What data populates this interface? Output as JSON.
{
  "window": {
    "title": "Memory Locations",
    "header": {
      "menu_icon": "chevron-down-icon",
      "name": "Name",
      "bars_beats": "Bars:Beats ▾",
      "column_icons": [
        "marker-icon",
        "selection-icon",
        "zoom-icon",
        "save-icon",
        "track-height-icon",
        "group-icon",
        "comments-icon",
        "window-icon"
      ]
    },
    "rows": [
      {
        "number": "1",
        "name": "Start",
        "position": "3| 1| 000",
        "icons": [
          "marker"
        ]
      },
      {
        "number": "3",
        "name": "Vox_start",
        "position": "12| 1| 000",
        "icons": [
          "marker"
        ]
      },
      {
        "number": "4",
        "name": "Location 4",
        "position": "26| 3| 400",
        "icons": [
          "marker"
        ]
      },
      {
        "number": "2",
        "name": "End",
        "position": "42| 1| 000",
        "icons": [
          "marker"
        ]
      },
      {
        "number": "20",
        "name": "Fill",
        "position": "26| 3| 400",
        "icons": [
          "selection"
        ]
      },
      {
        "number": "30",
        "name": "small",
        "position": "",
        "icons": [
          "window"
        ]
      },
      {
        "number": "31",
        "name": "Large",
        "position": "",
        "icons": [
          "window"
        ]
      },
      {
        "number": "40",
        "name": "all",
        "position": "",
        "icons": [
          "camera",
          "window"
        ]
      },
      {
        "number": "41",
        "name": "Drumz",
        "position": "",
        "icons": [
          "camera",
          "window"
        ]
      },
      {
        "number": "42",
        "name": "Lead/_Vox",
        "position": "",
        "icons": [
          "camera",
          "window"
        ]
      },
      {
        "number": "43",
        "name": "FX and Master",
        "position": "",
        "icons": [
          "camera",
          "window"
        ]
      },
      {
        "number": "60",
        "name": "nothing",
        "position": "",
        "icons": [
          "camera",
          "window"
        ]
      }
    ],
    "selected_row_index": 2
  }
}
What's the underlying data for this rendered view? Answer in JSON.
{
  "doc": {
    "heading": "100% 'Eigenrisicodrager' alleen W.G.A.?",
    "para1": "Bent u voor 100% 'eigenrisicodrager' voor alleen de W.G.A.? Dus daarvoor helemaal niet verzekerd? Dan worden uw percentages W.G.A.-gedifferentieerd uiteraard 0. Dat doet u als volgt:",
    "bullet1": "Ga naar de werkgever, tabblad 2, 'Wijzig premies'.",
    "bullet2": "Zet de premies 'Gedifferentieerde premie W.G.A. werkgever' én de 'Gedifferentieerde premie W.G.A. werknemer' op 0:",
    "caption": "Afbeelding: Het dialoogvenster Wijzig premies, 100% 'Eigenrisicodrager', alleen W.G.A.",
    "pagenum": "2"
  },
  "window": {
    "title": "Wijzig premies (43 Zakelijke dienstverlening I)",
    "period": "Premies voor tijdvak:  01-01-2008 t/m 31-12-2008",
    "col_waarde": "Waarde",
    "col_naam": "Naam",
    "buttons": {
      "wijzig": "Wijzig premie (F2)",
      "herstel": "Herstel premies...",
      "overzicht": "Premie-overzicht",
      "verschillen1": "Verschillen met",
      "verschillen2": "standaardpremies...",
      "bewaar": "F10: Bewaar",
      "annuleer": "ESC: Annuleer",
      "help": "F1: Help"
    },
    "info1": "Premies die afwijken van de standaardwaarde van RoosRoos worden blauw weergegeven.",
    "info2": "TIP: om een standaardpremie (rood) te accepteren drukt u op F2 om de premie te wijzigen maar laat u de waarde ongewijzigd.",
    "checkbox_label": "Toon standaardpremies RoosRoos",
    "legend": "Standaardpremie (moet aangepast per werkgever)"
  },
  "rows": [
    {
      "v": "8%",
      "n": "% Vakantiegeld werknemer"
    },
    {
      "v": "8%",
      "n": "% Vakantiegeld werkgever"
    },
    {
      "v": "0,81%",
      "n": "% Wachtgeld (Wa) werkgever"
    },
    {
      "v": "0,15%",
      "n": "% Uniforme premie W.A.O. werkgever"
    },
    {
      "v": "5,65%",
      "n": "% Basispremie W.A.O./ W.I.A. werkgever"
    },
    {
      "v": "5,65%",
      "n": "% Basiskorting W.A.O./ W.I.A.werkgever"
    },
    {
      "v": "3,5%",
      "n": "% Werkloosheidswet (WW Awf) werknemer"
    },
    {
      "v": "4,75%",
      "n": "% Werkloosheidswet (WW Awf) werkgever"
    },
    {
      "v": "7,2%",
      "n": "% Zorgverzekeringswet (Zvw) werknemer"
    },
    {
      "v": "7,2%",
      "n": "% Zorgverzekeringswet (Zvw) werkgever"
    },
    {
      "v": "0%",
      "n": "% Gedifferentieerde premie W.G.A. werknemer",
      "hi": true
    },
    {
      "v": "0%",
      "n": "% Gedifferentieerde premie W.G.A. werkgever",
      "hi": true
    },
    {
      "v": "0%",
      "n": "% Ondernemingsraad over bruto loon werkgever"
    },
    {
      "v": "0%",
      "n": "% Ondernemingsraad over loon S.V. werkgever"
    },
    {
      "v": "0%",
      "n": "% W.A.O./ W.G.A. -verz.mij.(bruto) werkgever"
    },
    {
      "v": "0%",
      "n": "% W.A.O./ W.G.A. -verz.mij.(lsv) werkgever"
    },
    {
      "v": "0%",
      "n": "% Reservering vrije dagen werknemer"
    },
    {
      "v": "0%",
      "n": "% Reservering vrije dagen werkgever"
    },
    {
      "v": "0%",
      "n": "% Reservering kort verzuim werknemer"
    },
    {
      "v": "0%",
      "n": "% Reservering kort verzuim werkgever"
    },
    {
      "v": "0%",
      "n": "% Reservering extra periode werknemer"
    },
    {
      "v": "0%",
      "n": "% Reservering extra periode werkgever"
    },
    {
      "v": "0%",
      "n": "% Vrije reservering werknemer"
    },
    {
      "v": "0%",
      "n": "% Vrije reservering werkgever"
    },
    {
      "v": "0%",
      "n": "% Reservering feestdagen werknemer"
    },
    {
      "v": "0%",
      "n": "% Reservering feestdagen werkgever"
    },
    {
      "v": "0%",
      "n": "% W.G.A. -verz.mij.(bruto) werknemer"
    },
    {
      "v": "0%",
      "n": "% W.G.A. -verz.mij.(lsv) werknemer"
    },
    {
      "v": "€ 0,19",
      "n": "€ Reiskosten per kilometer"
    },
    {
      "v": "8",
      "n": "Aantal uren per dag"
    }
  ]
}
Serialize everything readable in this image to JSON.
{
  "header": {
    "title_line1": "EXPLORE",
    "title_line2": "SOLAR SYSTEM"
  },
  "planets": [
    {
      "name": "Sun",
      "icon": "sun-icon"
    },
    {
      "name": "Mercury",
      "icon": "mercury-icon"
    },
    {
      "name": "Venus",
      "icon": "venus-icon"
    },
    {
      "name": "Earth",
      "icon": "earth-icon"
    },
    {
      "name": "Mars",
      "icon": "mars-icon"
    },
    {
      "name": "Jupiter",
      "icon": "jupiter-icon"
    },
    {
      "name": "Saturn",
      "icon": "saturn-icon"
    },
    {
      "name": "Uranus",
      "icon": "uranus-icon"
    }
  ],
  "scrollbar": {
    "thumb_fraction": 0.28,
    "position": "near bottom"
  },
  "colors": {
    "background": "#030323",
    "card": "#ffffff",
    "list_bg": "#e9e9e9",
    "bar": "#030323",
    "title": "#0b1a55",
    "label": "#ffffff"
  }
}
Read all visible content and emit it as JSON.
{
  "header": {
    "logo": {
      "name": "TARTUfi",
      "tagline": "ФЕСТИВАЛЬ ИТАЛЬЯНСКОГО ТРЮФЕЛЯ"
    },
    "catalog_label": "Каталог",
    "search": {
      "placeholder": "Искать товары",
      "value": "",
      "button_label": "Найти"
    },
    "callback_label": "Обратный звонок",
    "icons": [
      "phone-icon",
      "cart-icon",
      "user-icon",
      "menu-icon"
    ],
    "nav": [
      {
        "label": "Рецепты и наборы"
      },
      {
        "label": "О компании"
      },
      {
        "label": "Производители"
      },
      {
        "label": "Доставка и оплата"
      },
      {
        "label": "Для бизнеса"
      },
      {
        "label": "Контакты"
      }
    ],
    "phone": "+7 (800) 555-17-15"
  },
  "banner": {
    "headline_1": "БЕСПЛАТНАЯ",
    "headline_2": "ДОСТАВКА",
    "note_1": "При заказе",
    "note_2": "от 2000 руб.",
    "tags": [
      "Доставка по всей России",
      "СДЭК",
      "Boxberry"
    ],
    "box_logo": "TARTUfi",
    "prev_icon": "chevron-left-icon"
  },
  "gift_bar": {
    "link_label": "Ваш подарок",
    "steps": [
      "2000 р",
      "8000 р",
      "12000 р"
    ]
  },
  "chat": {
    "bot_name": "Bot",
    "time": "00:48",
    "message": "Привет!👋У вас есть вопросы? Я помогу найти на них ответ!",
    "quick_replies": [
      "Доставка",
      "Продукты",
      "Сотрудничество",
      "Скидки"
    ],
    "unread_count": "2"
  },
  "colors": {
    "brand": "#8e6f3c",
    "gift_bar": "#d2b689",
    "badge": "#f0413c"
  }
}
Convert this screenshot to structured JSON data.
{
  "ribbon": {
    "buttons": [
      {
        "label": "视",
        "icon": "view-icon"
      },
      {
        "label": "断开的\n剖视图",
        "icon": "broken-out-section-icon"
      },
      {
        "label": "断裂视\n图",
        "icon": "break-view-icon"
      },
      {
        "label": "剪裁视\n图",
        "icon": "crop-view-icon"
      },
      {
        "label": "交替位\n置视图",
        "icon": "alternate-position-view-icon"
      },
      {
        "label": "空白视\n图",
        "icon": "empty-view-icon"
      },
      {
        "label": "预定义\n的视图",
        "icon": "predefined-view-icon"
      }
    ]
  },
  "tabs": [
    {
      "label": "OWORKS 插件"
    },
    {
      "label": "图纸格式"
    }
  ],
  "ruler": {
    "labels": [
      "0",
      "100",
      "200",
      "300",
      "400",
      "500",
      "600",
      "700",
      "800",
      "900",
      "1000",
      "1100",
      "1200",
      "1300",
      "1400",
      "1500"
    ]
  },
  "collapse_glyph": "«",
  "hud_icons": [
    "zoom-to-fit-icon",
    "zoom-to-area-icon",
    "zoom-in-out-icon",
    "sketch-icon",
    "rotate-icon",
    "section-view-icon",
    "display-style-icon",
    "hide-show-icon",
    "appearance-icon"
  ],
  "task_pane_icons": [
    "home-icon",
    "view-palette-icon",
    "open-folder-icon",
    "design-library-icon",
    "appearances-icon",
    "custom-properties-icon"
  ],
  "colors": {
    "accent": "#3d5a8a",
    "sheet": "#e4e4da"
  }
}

※ ※ ※

:: Aim ::
Give the number of lines in the listing above that hold the string "verzuim", with nothing else.

:: Output below ::
2